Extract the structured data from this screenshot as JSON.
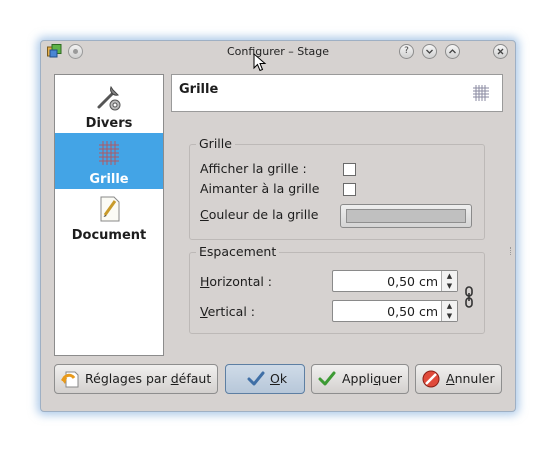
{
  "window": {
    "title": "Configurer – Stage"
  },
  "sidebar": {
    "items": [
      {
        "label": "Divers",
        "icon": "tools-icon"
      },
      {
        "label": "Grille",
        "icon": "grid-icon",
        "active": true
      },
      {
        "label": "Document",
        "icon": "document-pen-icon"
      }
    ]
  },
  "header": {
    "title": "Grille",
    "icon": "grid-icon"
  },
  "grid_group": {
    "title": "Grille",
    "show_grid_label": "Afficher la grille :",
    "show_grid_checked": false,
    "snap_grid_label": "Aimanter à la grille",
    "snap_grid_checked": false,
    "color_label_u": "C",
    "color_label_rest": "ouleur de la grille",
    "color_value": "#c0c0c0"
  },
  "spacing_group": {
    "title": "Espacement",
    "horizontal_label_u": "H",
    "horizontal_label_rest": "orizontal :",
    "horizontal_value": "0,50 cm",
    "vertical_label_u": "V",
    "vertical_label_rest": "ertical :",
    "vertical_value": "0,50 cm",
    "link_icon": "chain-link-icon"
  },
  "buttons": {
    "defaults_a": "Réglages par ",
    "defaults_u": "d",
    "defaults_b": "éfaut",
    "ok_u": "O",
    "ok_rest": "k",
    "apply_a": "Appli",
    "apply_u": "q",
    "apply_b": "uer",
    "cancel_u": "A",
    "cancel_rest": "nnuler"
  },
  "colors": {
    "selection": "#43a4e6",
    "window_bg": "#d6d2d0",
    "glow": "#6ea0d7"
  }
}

____

● **Exercise prompt**:
Reproduce all entries without any change, and omit the pictures.

● **Answer**:
Extract the structured data from this screenshot as JSON.
{
  "window": {
    "title": "Configurer – Stage"
  },
  "sidebar": {
    "items": [
      {
        "label": "Divers",
        "icon": "tools-icon"
      },
      {
        "label": "Grille",
        "icon": "grid-icon",
        "active": true
      },
      {
        "label": "Document",
        "icon": "document-pen-icon"
      }
    ]
  },
  "header": {
    "title": "Grille",
    "icon": "grid-icon"
  },
  "grid_group": {
    "title": "Grille",
    "show_grid_label": "Afficher la grille :",
    "show_grid_checked": false,
    "snap_grid_label": "Aimanter à la grille",
    "snap_grid_checked": false,
    "color_label_u": "C",
    "color_label_rest": "ouleur de la grille",
    "color_value": "#c0c0c0"
  },
  "spacing_group": {
    "title": "Espacement",
    "horizontal_label_u": "H",
    "horizontal_label_rest": "orizontal :",
    "horizontal_value": "0,50 cm",
    "vertical_label_u": "V",
    "vertical_label_rest": "ertical :",
    "vertical_value": "0,50 cm",
    "link_icon": "chain-link-icon"
  },
  "buttons": {
    "defaults_a": "Réglages par ",
    "defaults_u": "d",
    "defaults_b": "éfaut",
    "ok_u": "O",
    "ok_rest": "k",
    "apply_a": "Appli",
    "apply_u": "q",
    "apply_b": "uer",
    "cancel_u": "A",
    "cancel_rest": "nnuler"
  },
  "colors": {
    "selection": "#43a4e6",
    "window_bg": "#d6d2d0",
    "glow": "#6ea0d7"
  }
}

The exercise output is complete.